## [WORK TO BE COMPLETED]
Transcribe all of the material exactly. Any picture in it should be left out.

## [PROVIDED RECORDS]
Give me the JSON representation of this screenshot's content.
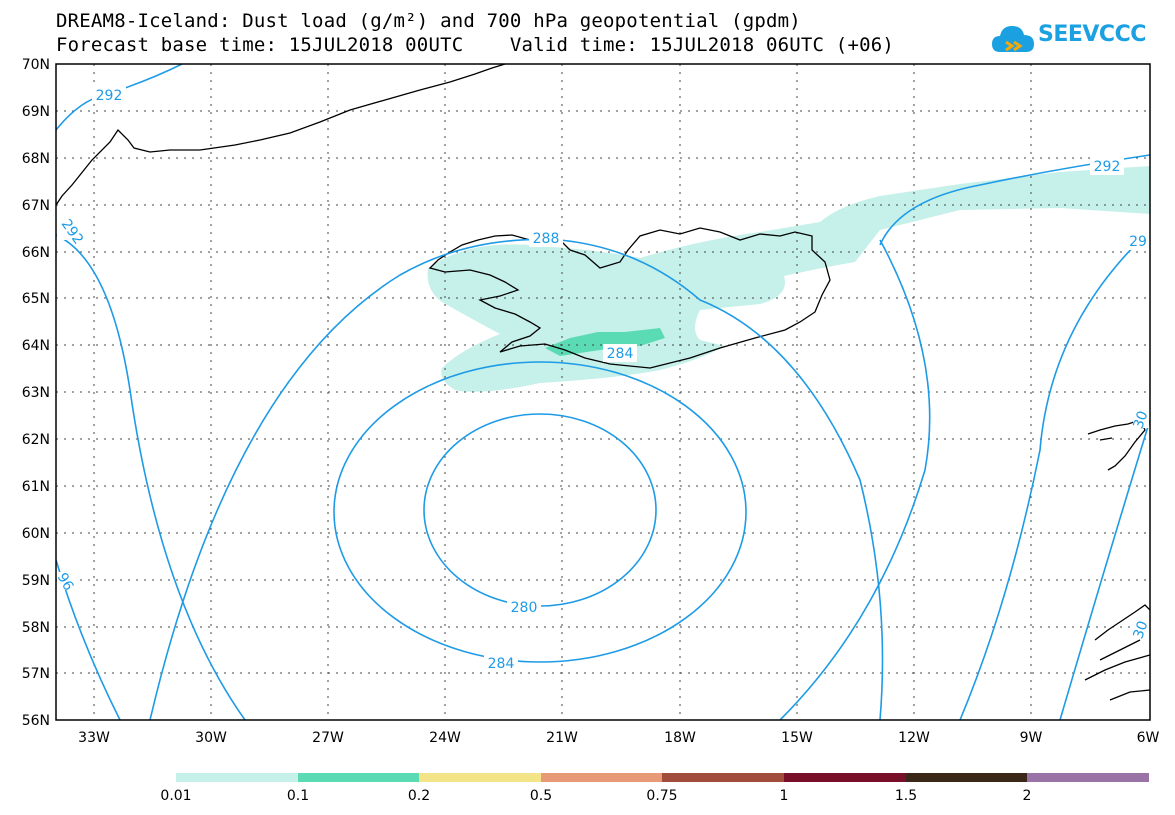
{
  "title_line1": "DREAM8-Iceland: Dust load (g/m²) and 700 hPa geopotential (gpdm)",
  "title_line2": "Forecast base time: 15JUL2018 00UTC    Valid time: 15JUL2018 06UTC (+06)",
  "logo": {
    "text": "SEEVCCC",
    "icon": "cloud-logo-icon"
  },
  "lat_labels": [
    "70N",
    "69N",
    "68N",
    "67N",
    "66N",
    "65N",
    "64N",
    "63N",
    "62N",
    "61N",
    "60N",
    "59N",
    "58N",
    "57N",
    "56N"
  ],
  "lon_labels": [
    "33W",
    "30W",
    "27W",
    "24W",
    "21W",
    "18W",
    "15W",
    "12W",
    "9W",
    "6W"
  ],
  "contour_labels": [
    "292",
    "292",
    "292",
    "288",
    "284",
    "280",
    "284",
    "29",
    "96",
    "30",
    "30"
  ],
  "colorbar": {
    "labels": [
      "0.01",
      "0.1",
      "0.2",
      "0.5",
      "0.75",
      "1",
      "1.5",
      "2"
    ],
    "colors": [
      "#c6f0ea",
      "#5adbb4",
      "#f3e587",
      "#e79a75",
      "#a24c3c",
      "#7a0f2a",
      "#3b2717",
      "#9972a6"
    ]
  },
  "colors": {
    "contour": "#1e9be6",
    "dust_light": "#c6f0ea",
    "dust_mid": "#5adbb4",
    "coast": "#000000"
  }
}
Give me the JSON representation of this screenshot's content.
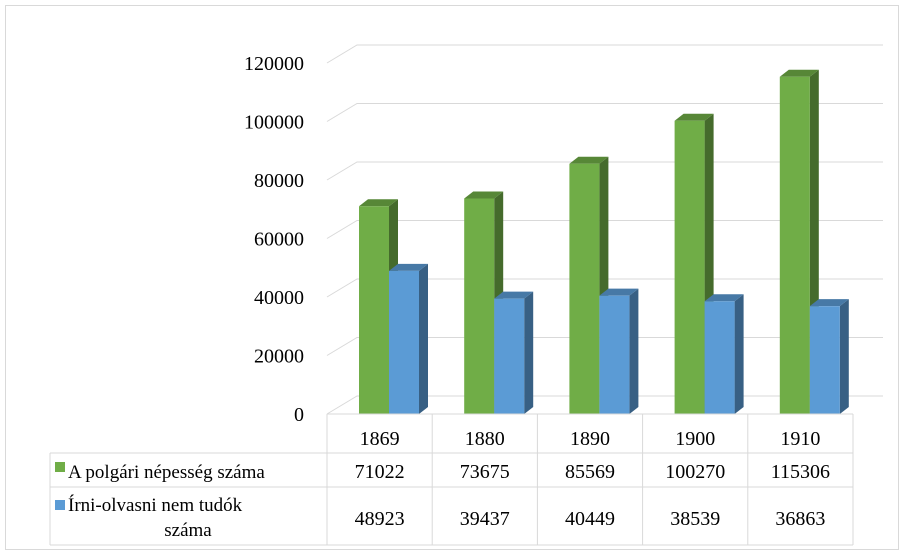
{
  "chart_data": {
    "type": "bar",
    "categories": [
      "1869",
      "1880",
      "1890",
      "1900",
      "1910"
    ],
    "series": [
      {
        "name": "A polgári népesség száma",
        "values": [
          71022,
          73675,
          85569,
          100270,
          115306
        ],
        "color": "#70ad47"
      },
      {
        "name": "Írni-olvasni nem tudók száma",
        "values": [
          48923,
          39437,
          40449,
          38539,
          36863
        ],
        "color": "#5b9bd5"
      }
    ],
    "y_ticks": [
      "0",
      "20000",
      "40000",
      "60000",
      "80000",
      "100000",
      "120000"
    ],
    "ylim": [
      0,
      120000
    ],
    "grid": true,
    "legend": "data-table",
    "title": "",
    "xlabel": "",
    "ylabel": ""
  }
}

## [FINAL RESULT]
Give me the JSON representation of this screenshot's content.
{
  "title_line1": "DREAM8-Iceland: Dust load (g/m²) and 700 hPa geopotential (gpdm)",
  "title_line2": "Forecast base time: 15JUL2018 00UTC    Valid time: 15JUL2018 06UTC (+06)",
  "logo": {
    "text": "SEEVCCC",
    "icon": "cloud-logo-icon"
  },
  "lat_labels": [
    "70N",
    "69N",
    "68N",
    "67N",
    "66N",
    "65N",
    "64N",
    "63N",
    "62N",
    "61N",
    "60N",
    "59N",
    "58N",
    "57N",
    "56N"
  ],
  "lon_labels": [
    "33W",
    "30W",
    "27W",
    "24W",
    "21W",
    "18W",
    "15W",
    "12W",
    "9W",
    "6W"
  ],
  "contour_labels": [
    "292",
    "292",
    "292",
    "288",
    "284",
    "280",
    "284",
    "29",
    "96",
    "30",
    "30"
  ],
  "colorbar": {
    "labels": [
      "0.01",
      "0.1",
      "0.2",
      "0.5",
      "0.75",
      "1",
      "1.5",
      "2"
    ],
    "colors": [
      "#c6f0ea",
      "#5adbb4",
      "#f3e587",
      "#e79a75",
      "#a24c3c",
      "#7a0f2a",
      "#3b2717",
      "#9972a6"
    ]
  },
  "colors": {
    "contour": "#1e9be6",
    "dust_light": "#c6f0ea",
    "dust_mid": "#5adbb4",
    "coast": "#000000"
  }
}
Give me the JSON representation of this screenshot's content.
{
  "chart_data": {
    "type": "bar",
    "categories": [
      "1869",
      "1880",
      "1890",
      "1900",
      "1910"
    ],
    "series": [
      {
        "name": "A polgári népesség száma",
        "values": [
          71022,
          73675,
          85569,
          100270,
          115306
        ],
        "color": "#70ad47"
      },
      {
        "name": "Írni-olvasni nem tudók száma",
        "values": [
          48923,
          39437,
          40449,
          38539,
          36863
        ],
        "color": "#5b9bd5"
      }
    ],
    "y_ticks": [
      "0",
      "20000",
      "40000",
      "60000",
      "80000",
      "100000",
      "120000"
    ],
    "ylim": [
      0,
      120000
    ],
    "grid": true,
    "legend": "data-table",
    "title": "",
    "xlabel": "",
    "ylabel": ""
  }
}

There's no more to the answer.